* _MATERIAL SUPPLIED_
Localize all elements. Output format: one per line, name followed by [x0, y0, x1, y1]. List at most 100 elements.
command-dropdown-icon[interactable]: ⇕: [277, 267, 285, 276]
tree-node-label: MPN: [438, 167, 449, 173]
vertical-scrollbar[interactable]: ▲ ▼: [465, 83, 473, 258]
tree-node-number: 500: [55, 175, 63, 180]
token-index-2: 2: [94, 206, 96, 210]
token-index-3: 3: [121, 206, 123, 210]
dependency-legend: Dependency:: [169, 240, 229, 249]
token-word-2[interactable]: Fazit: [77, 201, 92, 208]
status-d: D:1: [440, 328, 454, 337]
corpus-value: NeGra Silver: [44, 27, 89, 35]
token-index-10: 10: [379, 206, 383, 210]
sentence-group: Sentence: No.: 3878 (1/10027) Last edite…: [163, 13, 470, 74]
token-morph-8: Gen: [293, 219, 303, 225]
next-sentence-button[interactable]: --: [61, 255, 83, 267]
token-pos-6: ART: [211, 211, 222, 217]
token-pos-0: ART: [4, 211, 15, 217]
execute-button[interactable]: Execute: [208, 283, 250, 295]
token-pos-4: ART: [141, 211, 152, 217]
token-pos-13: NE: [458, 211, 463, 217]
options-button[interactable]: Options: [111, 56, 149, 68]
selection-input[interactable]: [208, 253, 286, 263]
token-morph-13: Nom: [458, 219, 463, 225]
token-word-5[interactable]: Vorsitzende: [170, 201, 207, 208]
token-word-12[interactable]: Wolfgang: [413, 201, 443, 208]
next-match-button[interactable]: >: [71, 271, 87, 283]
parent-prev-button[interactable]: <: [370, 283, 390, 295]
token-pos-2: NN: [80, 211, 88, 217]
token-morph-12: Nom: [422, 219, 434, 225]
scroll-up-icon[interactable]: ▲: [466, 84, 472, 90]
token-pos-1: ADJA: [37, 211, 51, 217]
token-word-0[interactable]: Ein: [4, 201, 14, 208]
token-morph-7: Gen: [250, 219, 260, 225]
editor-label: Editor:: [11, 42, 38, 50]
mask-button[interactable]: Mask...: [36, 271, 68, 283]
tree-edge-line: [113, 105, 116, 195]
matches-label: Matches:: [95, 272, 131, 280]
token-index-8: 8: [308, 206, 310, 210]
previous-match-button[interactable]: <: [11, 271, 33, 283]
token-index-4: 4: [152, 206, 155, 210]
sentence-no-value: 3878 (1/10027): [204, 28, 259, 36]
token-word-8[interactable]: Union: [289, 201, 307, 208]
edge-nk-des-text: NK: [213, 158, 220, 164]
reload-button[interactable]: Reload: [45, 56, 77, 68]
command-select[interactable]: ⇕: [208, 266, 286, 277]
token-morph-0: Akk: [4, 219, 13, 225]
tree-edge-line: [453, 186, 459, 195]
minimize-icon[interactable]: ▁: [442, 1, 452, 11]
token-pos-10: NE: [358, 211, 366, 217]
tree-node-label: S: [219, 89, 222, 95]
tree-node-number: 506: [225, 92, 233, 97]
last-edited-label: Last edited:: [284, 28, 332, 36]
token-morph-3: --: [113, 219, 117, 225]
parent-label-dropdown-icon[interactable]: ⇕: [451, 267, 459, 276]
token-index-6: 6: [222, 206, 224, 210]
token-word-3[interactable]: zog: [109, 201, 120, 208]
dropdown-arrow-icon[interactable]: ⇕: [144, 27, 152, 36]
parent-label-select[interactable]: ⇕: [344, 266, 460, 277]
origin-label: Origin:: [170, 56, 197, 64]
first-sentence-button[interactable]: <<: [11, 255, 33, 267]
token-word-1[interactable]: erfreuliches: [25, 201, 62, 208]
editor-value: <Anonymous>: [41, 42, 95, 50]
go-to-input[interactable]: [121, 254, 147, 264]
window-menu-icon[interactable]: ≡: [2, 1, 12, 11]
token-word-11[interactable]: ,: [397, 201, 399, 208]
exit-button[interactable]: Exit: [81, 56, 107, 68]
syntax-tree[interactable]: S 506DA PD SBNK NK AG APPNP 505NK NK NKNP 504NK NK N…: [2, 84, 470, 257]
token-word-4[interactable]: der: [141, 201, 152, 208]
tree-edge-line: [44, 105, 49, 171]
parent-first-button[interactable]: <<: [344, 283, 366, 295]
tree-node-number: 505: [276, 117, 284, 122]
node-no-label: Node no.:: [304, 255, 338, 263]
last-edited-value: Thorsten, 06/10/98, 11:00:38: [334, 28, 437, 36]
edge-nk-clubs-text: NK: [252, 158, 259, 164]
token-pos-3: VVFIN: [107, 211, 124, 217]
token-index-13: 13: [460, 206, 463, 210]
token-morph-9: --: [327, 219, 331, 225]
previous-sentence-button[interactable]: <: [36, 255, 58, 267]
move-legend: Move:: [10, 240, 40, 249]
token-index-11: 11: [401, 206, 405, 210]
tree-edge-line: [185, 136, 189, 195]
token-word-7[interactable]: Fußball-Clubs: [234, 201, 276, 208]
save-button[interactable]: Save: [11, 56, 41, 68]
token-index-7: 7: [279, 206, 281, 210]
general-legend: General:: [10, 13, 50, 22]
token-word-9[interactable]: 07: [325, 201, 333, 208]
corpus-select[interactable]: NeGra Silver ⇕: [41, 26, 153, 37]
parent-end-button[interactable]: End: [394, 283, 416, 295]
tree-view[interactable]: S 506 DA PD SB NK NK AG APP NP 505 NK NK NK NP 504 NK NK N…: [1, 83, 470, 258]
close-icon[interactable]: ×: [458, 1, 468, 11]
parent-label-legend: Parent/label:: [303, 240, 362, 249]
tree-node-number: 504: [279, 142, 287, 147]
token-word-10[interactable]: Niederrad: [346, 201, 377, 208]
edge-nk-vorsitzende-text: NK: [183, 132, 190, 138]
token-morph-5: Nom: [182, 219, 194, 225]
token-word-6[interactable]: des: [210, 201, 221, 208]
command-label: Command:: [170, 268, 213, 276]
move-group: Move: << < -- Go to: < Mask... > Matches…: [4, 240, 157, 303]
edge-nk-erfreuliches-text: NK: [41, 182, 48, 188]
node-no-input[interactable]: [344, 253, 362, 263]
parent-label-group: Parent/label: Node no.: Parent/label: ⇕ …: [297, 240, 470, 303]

* _SHORT PROBLEM_
Please copy all of the data above verbatim, keeping every line and character unchanged.

* _ANSWER IN FULL_
Localize all elements. Output format: one per line, name followed by [x0, y0, x1, y1]. List at most 100 elements.
command-dropdown-icon[interactable]: ⇕: [277, 267, 285, 276]
tree-node-label: MPN: [438, 167, 449, 173]
vertical-scrollbar[interactable]: ▲ ▼: [465, 83, 473, 258]
tree-node-number: 500: [55, 175, 63, 180]
token-index-2: 2: [94, 206, 96, 210]
token-index-3: 3: [121, 206, 123, 210]
dependency-legend: Dependency:: [169, 240, 229, 249]
token-word-2[interactable]: Fazit: [77, 201, 92, 208]
status-d: D:1: [440, 328, 454, 337]
corpus-value: NeGra Silver: [44, 27, 89, 35]
token-index-10: 10: [379, 206, 383, 210]
sentence-group: Sentence: No.: 3878 (1/10027) Last edite…: [163, 13, 470, 74]
token-morph-8: Gen: [293, 219, 303, 225]
next-sentence-button[interactable]: --: [61, 255, 83, 267]
token-pos-6: ART: [211, 211, 222, 217]
token-pos-0: ART: [4, 211, 15, 217]
execute-button[interactable]: Execute: [208, 283, 250, 295]
token-pos-4: ART: [141, 211, 152, 217]
token-pos-13: NE: [458, 211, 463, 217]
options-button[interactable]: Options: [111, 56, 149, 68]
selection-input[interactable]: [208, 253, 286, 263]
token-morph-13: Nom: [458, 219, 463, 225]
token-word-5[interactable]: Vorsitzende: [170, 201, 207, 208]
token-word-12[interactable]: Wolfgang: [413, 201, 443, 208]
next-match-button[interactable]: >: [71, 271, 87, 283]
parent-prev-button[interactable]: <: [370, 283, 390, 295]
token-pos-2: NN: [80, 211, 88, 217]
token-morph-12: Nom: [422, 219, 434, 225]
scroll-up-icon[interactable]: ▲: [466, 84, 472, 90]
token-pos-1: ADJA: [37, 211, 51, 217]
token-word-0[interactable]: Ein: [4, 201, 14, 208]
token-morph-7: Gen: [250, 219, 260, 225]
editor-label: Editor:: [11, 42, 38, 50]
mask-button[interactable]: Mask...: [36, 271, 68, 283]
tree-edge-line: [113, 105, 116, 195]
matches-label: Matches:: [95, 272, 131, 280]
token-index-8: 8: [308, 206, 310, 210]
previous-match-button[interactable]: <: [11, 271, 33, 283]
token-index-4: 4: [152, 206, 155, 210]
sentence-no-value: 3878 (1/10027): [204, 28, 259, 36]
token-word-8[interactable]: Union: [289, 201, 307, 208]
edge-nk-des-text: NK: [213, 158, 220, 164]
reload-button[interactable]: Reload: [45, 56, 77, 68]
command-select[interactable]: ⇕: [208, 266, 286, 277]
token-morph-0: Akk: [4, 219, 13, 225]
tree-edge-line: [453, 186, 459, 195]
minimize-icon[interactable]: ▁: [442, 1, 452, 11]
token-pos-10: NE: [358, 211, 366, 217]
tree-node-label: S: [219, 89, 222, 95]
tree-node-number: 506: [225, 92, 233, 97]
last-edited-label: Last edited:: [284, 28, 332, 36]
token-morph-3: --: [113, 219, 117, 225]
parent-label-dropdown-icon[interactable]: ⇕: [451, 267, 459, 276]
token-index-6: 6: [222, 206, 224, 210]
token-word-3[interactable]: zog: [109, 201, 120, 208]
dropdown-arrow-icon[interactable]: ⇕: [144, 27, 152, 36]
parent-label-select[interactable]: ⇕: [344, 266, 460, 277]
origin-label: Origin:: [170, 56, 197, 64]
first-sentence-button[interactable]: <<: [11, 255, 33, 267]
token-word-1[interactable]: erfreuliches: [25, 201, 62, 208]
editor-value: <Anonymous>: [41, 42, 95, 50]
go-to-input[interactable]: [121, 254, 147, 264]
window-menu-icon[interactable]: ≡: [2, 1, 12, 11]
token-word-11[interactable]: ,: [397, 201, 399, 208]
exit-button[interactable]: Exit: [81, 56, 107, 68]
syntax-tree[interactable]: S 506DA PD SBNK NK AG APPNP 505NK NK NKNP 504NK NK N…: [2, 84, 470, 257]
token-word-4[interactable]: der: [141, 201, 152, 208]
tree-edge-line: [44, 105, 49, 171]
parent-first-button[interactable]: <<: [344, 283, 366, 295]
tree-node-number: 505: [276, 117, 284, 122]
node-no-label: Node no.:: [304, 255, 338, 263]
last-edited-value: Thorsten, 06/10/98, 11:00:38: [334, 28, 437, 36]
edge-nk-clubs-text: NK: [252, 158, 259, 164]
token-pos-3: VVFIN: [107, 211, 124, 217]
token-index-13: 13: [460, 206, 463, 210]
token-morph-9: --: [327, 219, 331, 225]
previous-sentence-button[interactable]: <: [36, 255, 58, 267]
move-legend: Move:: [10, 240, 40, 249]
token-index-11: 11: [401, 206, 405, 210]
tree-edge-line: [185, 136, 189, 195]
token-word-7[interactable]: Fußball-Clubs: [234, 201, 276, 208]
save-button[interactable]: Save: [11, 56, 41, 68]
token-index-7: 7: [279, 206, 281, 210]
general-legend: General:: [10, 13, 50, 22]
token-word-9[interactable]: 07: [325, 201, 333, 208]
corpus-select[interactable]: NeGra Silver ⇕: [41, 26, 153, 37]
parent-end-button[interactable]: End: [394, 283, 416, 295]
tree-view[interactable]: S 506 DA PD SB NK NK AG APP NP 505 NK NK NK NP 504 NK NK N…: [1, 83, 470, 258]
close-icon[interactable]: ×: [458, 1, 468, 11]
parent-label-legend: Parent/label:: [303, 240, 362, 249]
tree-node-number: 504: [279, 142, 287, 147]
token-word-10[interactable]: Niederrad: [346, 201, 377, 208]
edge-nk-vorsitzende-text: NK: [183, 132, 190, 138]
token-morph-5: Nom: [182, 219, 194, 225]
token-word-6[interactable]: des: [210, 201, 221, 208]
command-label: Command:: [170, 268, 213, 276]
move-group: Move: << < -- Go to: < Mask... > Matches…: [4, 240, 157, 303]
edge-nk-erfreuliches-text: NK: [41, 182, 48, 188]
node-no-input[interactable]: [344, 253, 362, 263]
parent-label-group: Parent/label: Node no.: Parent/label: ⇕ …: [297, 240, 470, 303]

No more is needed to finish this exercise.